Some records
####
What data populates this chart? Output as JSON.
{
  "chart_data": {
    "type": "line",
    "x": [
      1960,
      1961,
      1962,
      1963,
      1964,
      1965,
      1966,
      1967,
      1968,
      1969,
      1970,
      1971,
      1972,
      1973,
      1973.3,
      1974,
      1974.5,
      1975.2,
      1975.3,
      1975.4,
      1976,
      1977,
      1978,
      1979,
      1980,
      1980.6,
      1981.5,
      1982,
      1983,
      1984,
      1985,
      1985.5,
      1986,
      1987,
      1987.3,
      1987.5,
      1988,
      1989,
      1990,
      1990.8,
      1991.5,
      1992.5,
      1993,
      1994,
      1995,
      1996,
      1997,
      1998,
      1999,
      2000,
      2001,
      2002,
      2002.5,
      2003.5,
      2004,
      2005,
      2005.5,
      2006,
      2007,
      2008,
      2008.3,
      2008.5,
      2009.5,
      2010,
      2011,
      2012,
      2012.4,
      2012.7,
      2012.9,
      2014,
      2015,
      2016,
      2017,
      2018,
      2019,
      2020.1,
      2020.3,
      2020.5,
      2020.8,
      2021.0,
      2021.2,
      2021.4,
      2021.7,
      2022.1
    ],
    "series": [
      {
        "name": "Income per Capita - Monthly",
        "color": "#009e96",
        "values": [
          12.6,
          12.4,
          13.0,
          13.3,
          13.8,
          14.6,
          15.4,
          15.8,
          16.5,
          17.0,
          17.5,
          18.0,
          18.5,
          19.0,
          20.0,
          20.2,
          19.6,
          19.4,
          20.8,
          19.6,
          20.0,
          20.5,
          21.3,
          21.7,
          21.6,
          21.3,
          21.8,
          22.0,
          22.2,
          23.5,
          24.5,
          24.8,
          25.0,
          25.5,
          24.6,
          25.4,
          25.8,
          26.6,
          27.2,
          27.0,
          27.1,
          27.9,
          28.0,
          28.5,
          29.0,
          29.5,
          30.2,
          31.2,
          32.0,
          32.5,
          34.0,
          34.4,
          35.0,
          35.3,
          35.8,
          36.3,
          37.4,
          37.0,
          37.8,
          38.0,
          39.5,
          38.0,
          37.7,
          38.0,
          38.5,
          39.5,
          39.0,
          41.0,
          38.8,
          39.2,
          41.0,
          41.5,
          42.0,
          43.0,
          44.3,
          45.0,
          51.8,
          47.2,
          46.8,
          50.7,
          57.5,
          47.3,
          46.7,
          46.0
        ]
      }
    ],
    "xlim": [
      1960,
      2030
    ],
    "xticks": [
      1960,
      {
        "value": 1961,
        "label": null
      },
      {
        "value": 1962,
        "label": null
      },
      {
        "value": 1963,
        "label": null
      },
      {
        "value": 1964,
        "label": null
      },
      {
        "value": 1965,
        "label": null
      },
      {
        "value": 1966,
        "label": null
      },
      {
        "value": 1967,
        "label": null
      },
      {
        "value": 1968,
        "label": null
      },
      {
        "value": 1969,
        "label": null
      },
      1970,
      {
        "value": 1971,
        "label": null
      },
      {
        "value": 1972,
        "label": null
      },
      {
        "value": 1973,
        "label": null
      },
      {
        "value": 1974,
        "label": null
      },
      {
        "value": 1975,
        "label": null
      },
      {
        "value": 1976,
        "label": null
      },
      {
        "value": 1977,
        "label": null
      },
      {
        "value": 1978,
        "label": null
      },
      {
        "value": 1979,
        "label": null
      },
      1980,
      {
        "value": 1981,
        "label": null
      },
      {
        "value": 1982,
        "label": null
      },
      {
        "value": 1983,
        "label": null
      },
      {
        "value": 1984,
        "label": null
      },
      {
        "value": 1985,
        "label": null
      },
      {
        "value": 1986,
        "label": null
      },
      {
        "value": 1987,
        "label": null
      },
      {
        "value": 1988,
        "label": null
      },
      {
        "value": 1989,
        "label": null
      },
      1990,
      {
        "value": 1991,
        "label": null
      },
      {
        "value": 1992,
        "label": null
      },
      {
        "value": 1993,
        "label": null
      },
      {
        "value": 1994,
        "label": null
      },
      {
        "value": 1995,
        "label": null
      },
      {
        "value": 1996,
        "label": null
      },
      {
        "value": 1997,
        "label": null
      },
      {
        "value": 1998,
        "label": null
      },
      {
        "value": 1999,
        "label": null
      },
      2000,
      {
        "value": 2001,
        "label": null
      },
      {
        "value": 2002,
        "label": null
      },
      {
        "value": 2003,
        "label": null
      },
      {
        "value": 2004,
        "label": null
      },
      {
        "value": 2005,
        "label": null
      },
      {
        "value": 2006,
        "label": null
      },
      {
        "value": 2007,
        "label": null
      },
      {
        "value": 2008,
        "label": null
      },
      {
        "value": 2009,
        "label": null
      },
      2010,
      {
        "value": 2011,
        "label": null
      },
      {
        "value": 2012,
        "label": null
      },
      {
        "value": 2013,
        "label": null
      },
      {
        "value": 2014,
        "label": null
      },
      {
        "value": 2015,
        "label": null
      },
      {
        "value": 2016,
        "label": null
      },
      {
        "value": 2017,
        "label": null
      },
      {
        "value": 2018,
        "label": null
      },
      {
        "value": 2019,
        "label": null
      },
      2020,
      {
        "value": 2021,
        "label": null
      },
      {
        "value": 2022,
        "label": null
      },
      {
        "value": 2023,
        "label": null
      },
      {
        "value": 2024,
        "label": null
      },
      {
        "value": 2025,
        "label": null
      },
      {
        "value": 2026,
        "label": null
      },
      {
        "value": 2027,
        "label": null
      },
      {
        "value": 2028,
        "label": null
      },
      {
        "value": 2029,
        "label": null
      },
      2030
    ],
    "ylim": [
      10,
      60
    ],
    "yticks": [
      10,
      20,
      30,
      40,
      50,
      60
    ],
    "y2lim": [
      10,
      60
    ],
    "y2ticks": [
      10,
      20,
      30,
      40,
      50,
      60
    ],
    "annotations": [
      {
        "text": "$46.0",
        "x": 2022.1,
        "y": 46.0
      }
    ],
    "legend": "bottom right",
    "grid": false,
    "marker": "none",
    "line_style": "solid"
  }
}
####
Copy out all of the records above with nothing altered.

What data populates this chart? Output as JSON.
{
  "chart_data": {
    "type": "line",
    "x": [
      1960,
      1961,
      1962,
      1963,
      1964,
      1965,
      1966,
      1967,
      1968,
      1969,
      1970,
      1971,
      1972,
      1973,
      1973.3,
      1974,
      1974.5,
      1975.2,
      1975.3,
      1975.4,
      1976,
      1977,
      1978,
      1979,
      1980,
      1980.6,
      1981.5,
      1982,
      1983,
      1984,
      1985,
      1985.5,
      1986,
      1987,
      1987.3,
      1987.5,
      1988,
      1989,
      1990,
      1990.8,
      1991.5,
      1992.5,
      1993,
      1994,
      1995,
      1996,
      1997,
      1998,
      1999,
      2000,
      2001,
      2002,
      2002.5,
      2003.5,
      2004,
      2005,
      2005.5,
      2006,
      2007,
      2008,
      2008.3,
      2008.5,
      2009.5,
      2010,
      2011,
      2012,
      2012.4,
      2012.7,
      2012.9,
      2014,
      2015,
      2016,
      2017,
      2018,
      2019,
      2020.1,
      2020.3,
      2020.5,
      2020.8,
      2021.0,
      2021.2,
      2021.4,
      2021.7,
      2022.1
    ],
    "series": [
      {
        "name": "Income per Capita - Monthly",
        "color": "#009e96",
        "values": [
          12.6,
          12.4,
          13.0,
          13.3,
          13.8,
          14.6,
          15.4,
          15.8,
          16.5,
          17.0,
          17.5,
          18.0,
          18.5,
          19.0,
          20.0,
          20.2,
          19.6,
          19.4,
          20.8,
          19.6,
          20.0,
          20.5,
          21.3,
          21.7,
          21.6,
          21.3,
          21.8,
          22.0,
          22.2,
          23.5,
          24.5,
          24.8,
          25.0,
          25.5,
          24.6,
          25.4,
          25.8,
          26.6,
          27.2,
          27.0,
          27.1,
          27.9,
          28.0,
          28.5,
          29.0,
          29.5,
          30.2,
          31.2,
          32.0,
          32.5,
          34.0,
          34.4,
          35.0,
          35.3,
          35.8,
          36.3,
          37.4,
          37.0,
          37.8,
          38.0,
          39.5,
          38.0,
          37.7,
          38.0,
          38.5,
          39.5,
          39.0,
          41.0,
          38.8,
          39.2,
          41.0,
          41.5,
          42.0,
          43.0,
          44.3,
          45.0,
          51.8,
          47.2,
          46.8,
          50.7,
          57.5,
          47.3,
          46.7,
          46.0
        ]
      }
    ],
    "xlim": [
      1960,
      2030
    ],
    "xticks": [
      1960,
      {
        "value": 1961,
        "label": null
      },
      {
        "value": 1962,
        "label": null
      },
      {
        "value": 1963,
        "label": null
      },
      {
        "value": 1964,
        "label": null
      },
      {
        "value": 1965,
        "label": null
      },
      {
        "value": 1966,
        "label": null
      },
      {
        "value": 1967,
        "label": null
      },
      {
        "value": 1968,
        "label": null
      },
      {
        "value": 1969,
        "label": null
      },
      1970,
      {
        "value": 1971,
        "label": null
      },
      {
        "value": 1972,
        "label": null
      },
      {
        "value": 1973,
        "label": null
      },
      {
        "value": 1974,
        "label": null
      },
      {
        "value": 1975,
        "label": null
      },
      {
        "value": 1976,
        "label": null
      },
      {
        "value": 1977,
        "label": null
      },
      {
        "value": 1978,
        "label": null
      },
      {
        "value": 1979,
        "label": null
      },
      1980,
      {
        "value": 1981,
        "label": null
      },
      {
        "value": 1982,
        "label": null
      },
      {
        "value": 1983,
        "label": null
      },
      {
        "value": 1984,
        "label": null
      },
      {
        "value": 1985,
        "label": null
      },
      {
        "value": 1986,
        "label": null
      },
      {
        "value": 1987,
        "label": null
      },
      {
        "value": 1988,
        "label": null
      },
      {
        "value": 1989,
        "label": null
      },
      1990,
      {
        "value": 1991,
        "label": null
      },
      {
        "value": 1992,
        "label": null
      },
      {
        "value": 1993,
        "label": null
      },
      {
        "value": 1994,
        "label": null
      },
      {
        "value": 1995,
        "label": null
      },
      {
        "value": 1996,
        "label": null
      },
      {
        "value": 1997,
        "label": null
      },
      {
        "value": 1998,
        "label": null
      },
      {
        "value": 1999,
        "label": null
      },
      2000,
      {
        "value": 2001,
        "label": null
      },
      {
        "value": 2002,
        "label": null
      },
      {
        "value": 2003,
        "label": null
      },
      {
        "value": 2004,
        "label": null
      },
      {
        "value": 2005,
        "label": null
      },
      {
        "value": 2006,
        "label": null
      },
      {
        "value": 2007,
        "label": null
      },
      {
        "value": 2008,
        "label": null
      },
      {
        "value": 2009,
        "label": null
      },
      2010,
      {
        "value": 2011,
        "label": null
      },
      {
        "value": 2012,
        "label": null
      },
      {
        "value": 2013,
        "label": null
      },
      {
        "value": 2014,
        "label": null
      },
      {
        "value": 2015,
        "label": null
      },
      {
        "value": 2016,
        "label": null
      },
      {
        "value": 2017,
        "label": null
      },
      {
        "value": 2018,
        "label": null
      },
      {
        "value": 2019,
        "label": null
      },
      2020,
      {
        "value": 2021,
        "label": null
      },
      {
        "value": 2022,
        "label": null
      },
      {
        "value": 2023,
        "label": null
      },
      {
        "value": 2024,
        "label": null
      },
      {
        "value": 2025,
        "label": null
      },
      {
        "value": 2026,
        "label": null
      },
      {
        "value": 2027,
        "label": null
      },
      {
        "value": 2028,
        "label": null
      },
      {
        "value": 2029,
        "label": null
      },
      2030
    ],
    "ylim": [
      10,
      60
    ],
    "yticks": [
      10,
      20,
      30,
      40,
      50,
      60
    ],
    "y2lim": [
      10,
      60
    ],
    "y2ticks": [
      10,
      20,
      30,
      40,
      50,
      60
    ],
    "annotations": [
      {
        "text": "$46.0",
        "x": 2022.1,
        "y": 46.0
      }
    ],
    "legend": "bottom right",
    "grid": false,
    "marker": "none",
    "line_style": "solid"
  }
}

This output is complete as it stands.